The Maths mind Blog

Tuesday, 27 September 2011

Quadratic equation, the Vedic way

Solving quadratic equation by a special technique-Symmetric

This wonderful method was stumbled upon by me while I was looking for a way to better explain quadratic equation. I discovered the traditional way of solving quadratic equation might not be enough for some people. Better still a more convenient method may be appealing to some people.
So in my search I came across the famous Vedic math’s India where I learn the technique I will be sharing with you.
Hope you haven’t forgotten that a quadratic equation is a polynomial of the second degree. Sometimes you will be given a simple equation that will lead to a quadratic equation.

For example:

X + 1/X = 26/5

X^2 + 1 =26X/5 which implies that 5X^2 +5 = 26X

Bringing 26x to the L.H.S of the equation we have

5X^2 – 26X + 5 = 0 (A clear quadratic equation)

From here now we will want to apply any of the methods we have learn so far to solve this quadratic equation.
Let us apply the formula method which we consider a typical or prototype solution of quadratic equation.

Recall: X=(-b+or-sqrt(b^2-4ac))/2a

Now setting a=5 , b=26 ,c=5
So that:

X=-(26 + (26^2 – (4*5*5))/2 or X=-(26 - (26^2 – (4*5*5))/2

X=5 or X=1/5


Oh yes that’s the solution to that quadratic equation but wait a minute .what if you can avoid all the trouble of going through those steps. What if you can tell the solution by merely looking at the equation. I bet it’s possible and that’s just what I learn on Vedic maths .I am going to teach you exactly what I learn and the way I understand it.

Now let’s take our former example

X + 1/X = 26/5

26/5 is the same as 5 + 1/5 (come on I just divide 26 by 5 which gives you 5 remainder 1 )

X + 1/5 =5 + 1/5

By looking at the symmetric nature of the equation now, we can easily say that

X=5 or X=1/5

Very simple indeed compare to the trouble we go through when we solve the same equation by formula method that we applied to the equation in the first place
Let’s do more of it to better open your understanding.

* [Data extract]:
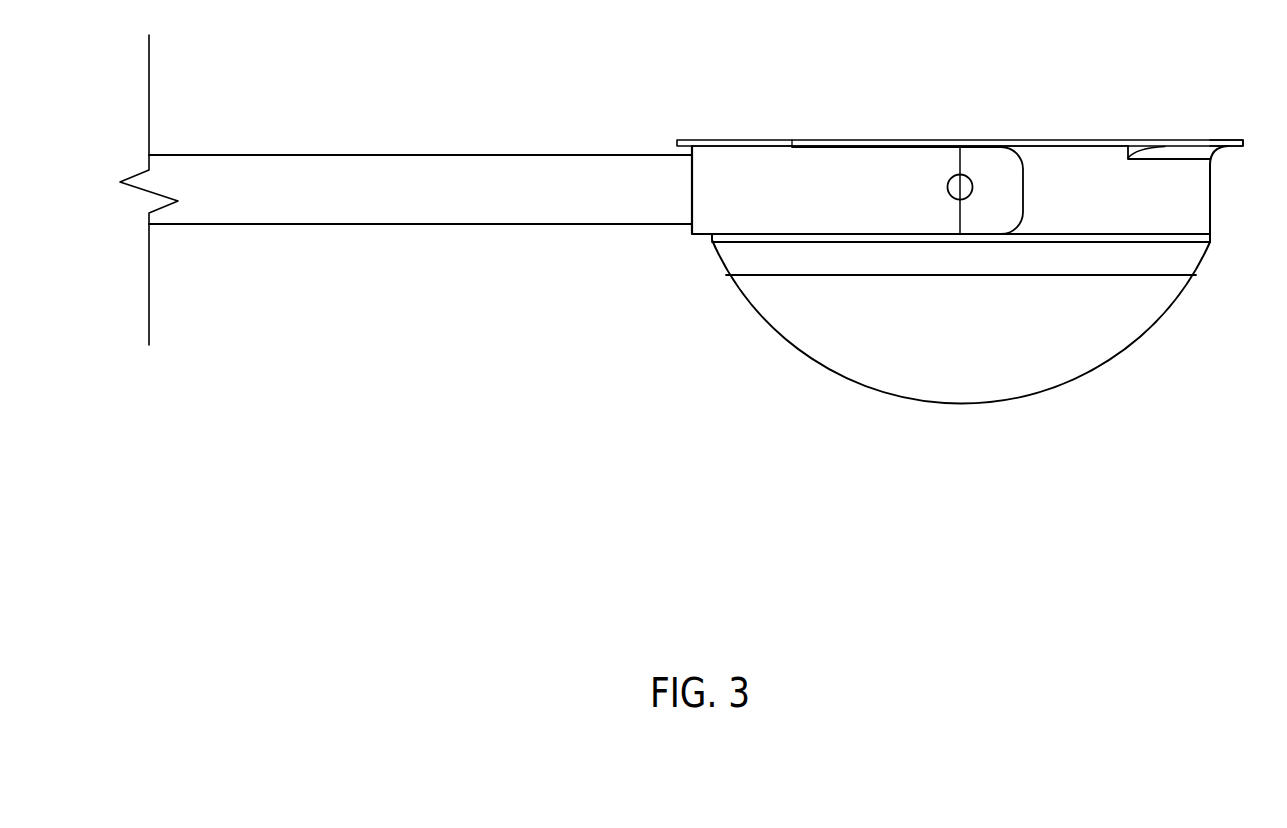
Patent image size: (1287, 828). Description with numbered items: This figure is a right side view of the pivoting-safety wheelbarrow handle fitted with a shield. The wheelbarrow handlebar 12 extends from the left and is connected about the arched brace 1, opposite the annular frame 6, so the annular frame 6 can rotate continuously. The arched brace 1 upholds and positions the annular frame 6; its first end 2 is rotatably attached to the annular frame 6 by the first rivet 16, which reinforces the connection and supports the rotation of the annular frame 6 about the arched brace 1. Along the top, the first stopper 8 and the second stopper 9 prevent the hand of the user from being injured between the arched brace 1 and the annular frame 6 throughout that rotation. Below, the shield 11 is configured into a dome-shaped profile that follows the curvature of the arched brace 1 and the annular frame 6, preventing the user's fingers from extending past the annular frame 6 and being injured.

* [Task description]: Return the blog post on solving quadratic equations the Vedic way in full, word for word, with no changes.

* [Complete output]:
The Maths mind Blog

Tuesday, 27 September 2011

Quadratic equation, the Vedic way

Solving quadratic equation by a special technique-Symmetric

This wonderful method was stumbled upon by me while I was looking for a way to better explain quadratic equation. I discovered the traditional way of solving quadratic equation might not be enough for some people. Better still a more convenient method may be appealing to some people.
So in my search I came across the famous Vedic math’s India where I learn the technique I will be sharing with you.
Hope you haven’t forgotten that a quadratic equation is a polynomial of the second degree. Sometimes you will be given a simple equation that will lead to a quadratic equation.

For example:

X + 1/X = 26/5

X^2 + 1 =26X/5 which implies that 5X^2 +5 = 26X

Bringing 26x to the L.H.S of the equation we have

5X^2 – 26X + 5 = 0 (A clear quadratic equation)

From here now we will want to apply any of the methods we have learn so far to solve this quadratic equation.
Let us apply the formula method which we consider a typical or prototype solution of quadratic equation.

Recall: X=(-b+or-sqrt(b^2-4ac))/2a

Now setting a=5 , b=26 ,c=5
So that:

X=-(26 + (26^2 – (4*5*5))/2 or X=-(26 - (26^2 – (4*5*5))/2

X=5 or X=1/5


Oh yes that’s the solution to that quadratic equation but wait a minute .what if you can avoid all the trouble of going through those steps. What if you can tell the solution by merely looking at the equation. I bet it’s possible and that’s just what I learn on Vedic maths .I am going to teach you exactly what I learn and the way I understand it.

Now let’s take our former example

X + 1/X = 26/5

26/5 is the same as 5 + 1/5 (come on I just divide 26 by 5 which gives you 5 remainder 1 )

X + 1/5 =5 + 1/5

By looking at the symmetric nature of the equation now, we can easily say that

X=5 or X=1/5

Very simple indeed compare to the trouble we go through when we solve the same equation by formula method that we applied to the equation in the first place
Let’s do more of it to better open your understanding.